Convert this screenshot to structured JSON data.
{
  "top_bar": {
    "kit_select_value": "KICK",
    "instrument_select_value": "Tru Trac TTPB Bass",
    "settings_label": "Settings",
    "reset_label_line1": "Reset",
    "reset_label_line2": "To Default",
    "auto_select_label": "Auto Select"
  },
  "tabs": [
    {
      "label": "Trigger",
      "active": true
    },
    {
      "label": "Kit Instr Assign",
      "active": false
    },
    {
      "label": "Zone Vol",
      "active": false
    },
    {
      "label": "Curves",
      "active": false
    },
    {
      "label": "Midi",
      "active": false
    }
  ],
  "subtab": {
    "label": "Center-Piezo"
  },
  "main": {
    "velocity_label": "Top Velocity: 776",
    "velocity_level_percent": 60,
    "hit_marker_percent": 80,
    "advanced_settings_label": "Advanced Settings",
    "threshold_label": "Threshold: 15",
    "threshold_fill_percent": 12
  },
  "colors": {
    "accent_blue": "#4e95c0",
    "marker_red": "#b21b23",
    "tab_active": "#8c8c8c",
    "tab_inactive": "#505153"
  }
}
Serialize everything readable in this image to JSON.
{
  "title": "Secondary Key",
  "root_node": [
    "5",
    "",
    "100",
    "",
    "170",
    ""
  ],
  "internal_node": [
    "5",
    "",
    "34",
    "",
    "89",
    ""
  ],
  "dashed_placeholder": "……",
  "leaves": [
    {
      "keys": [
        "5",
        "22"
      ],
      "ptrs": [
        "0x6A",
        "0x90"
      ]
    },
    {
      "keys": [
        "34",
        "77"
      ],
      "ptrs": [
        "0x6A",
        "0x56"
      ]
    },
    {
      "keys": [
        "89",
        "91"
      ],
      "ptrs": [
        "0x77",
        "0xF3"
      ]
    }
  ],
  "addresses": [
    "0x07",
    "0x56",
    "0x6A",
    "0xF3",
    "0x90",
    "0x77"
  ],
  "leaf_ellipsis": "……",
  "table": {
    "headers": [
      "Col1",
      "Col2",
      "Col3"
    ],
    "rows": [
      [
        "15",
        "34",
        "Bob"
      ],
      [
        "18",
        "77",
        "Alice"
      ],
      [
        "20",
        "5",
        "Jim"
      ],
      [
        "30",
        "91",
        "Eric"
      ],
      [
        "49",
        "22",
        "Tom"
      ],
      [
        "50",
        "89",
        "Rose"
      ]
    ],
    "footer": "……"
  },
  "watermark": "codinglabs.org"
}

┄┄┄┄┄┄

### DIRECTIONS
Retype the whole listing above exactly.

### ANSWER TO THIS TASK
Convert this screenshot to structured JSON data.
{
  "top_bar": {
    "kit_select_value": "KICK",
    "instrument_select_value": "Tru Trac TTPB Bass",
    "settings_label": "Settings",
    "reset_label_line1": "Reset",
    "reset_label_line2": "To Default",
    "auto_select_label": "Auto Select"
  },
  "tabs": [
    {
      "label": "Trigger",
      "active": true
    },
    {
      "label": "Kit Instr Assign",
      "active": false
    },
    {
      "label": "Zone Vol",
      "active": false
    },
    {
      "label": "Curves",
      "active": false
    },
    {
      "label": "Midi",
      "active": false
    }
  ],
  "subtab": {
    "label": "Center-Piezo"
  },
  "main": {
    "velocity_label": "Top Velocity: 776",
    "velocity_level_percent": 60,
    "hit_marker_percent": 80,
    "advanced_settings_label": "Advanced Settings",
    "threshold_label": "Threshold: 15",
    "threshold_fill_percent": 12
  },
  "colors": {
    "accent_blue": "#4e95c0",
    "marker_red": "#b21b23",
    "tab_active": "#8c8c8c",
    "tab_inactive": "#505153"
  }
}
Serialize everything readable in this image to JSON.
{
  "title": "Secondary Key",
  "root_node": [
    "5",
    "",
    "100",
    "",
    "170",
    ""
  ],
  "internal_node": [
    "5",
    "",
    "34",
    "",
    "89",
    ""
  ],
  "dashed_placeholder": "……",
  "leaves": [
    {
      "keys": [
        "5",
        "22"
      ],
      "ptrs": [
        "0x6A",
        "0x90"
      ]
    },
    {
      "keys": [
        "34",
        "77"
      ],
      "ptrs": [
        "0x6A",
        "0x56"
      ]
    },
    {
      "keys": [
        "89",
        "91"
      ],
      "ptrs": [
        "0x77",
        "0xF3"
      ]
    }
  ],
  "addresses": [
    "0x07",
    "0x56",
    "0x6A",
    "0xF3",
    "0x90",
    "0x77"
  ],
  "leaf_ellipsis": "……",
  "table": {
    "headers": [
      "Col1",
      "Col2",
      "Col3"
    ],
    "rows": [
      [
        "15",
        "34",
        "Bob"
      ],
      [
        "18",
        "77",
        "Alice"
      ],
      [
        "20",
        "5",
        "Jim"
      ],
      [
        "30",
        "91",
        "Eric"
      ],
      [
        "49",
        "22",
        "Tom"
      ],
      [
        "50",
        "89",
        "Rose"
      ]
    ],
    "footer": "……"
  },
  "watermark": "codinglabs.org"
}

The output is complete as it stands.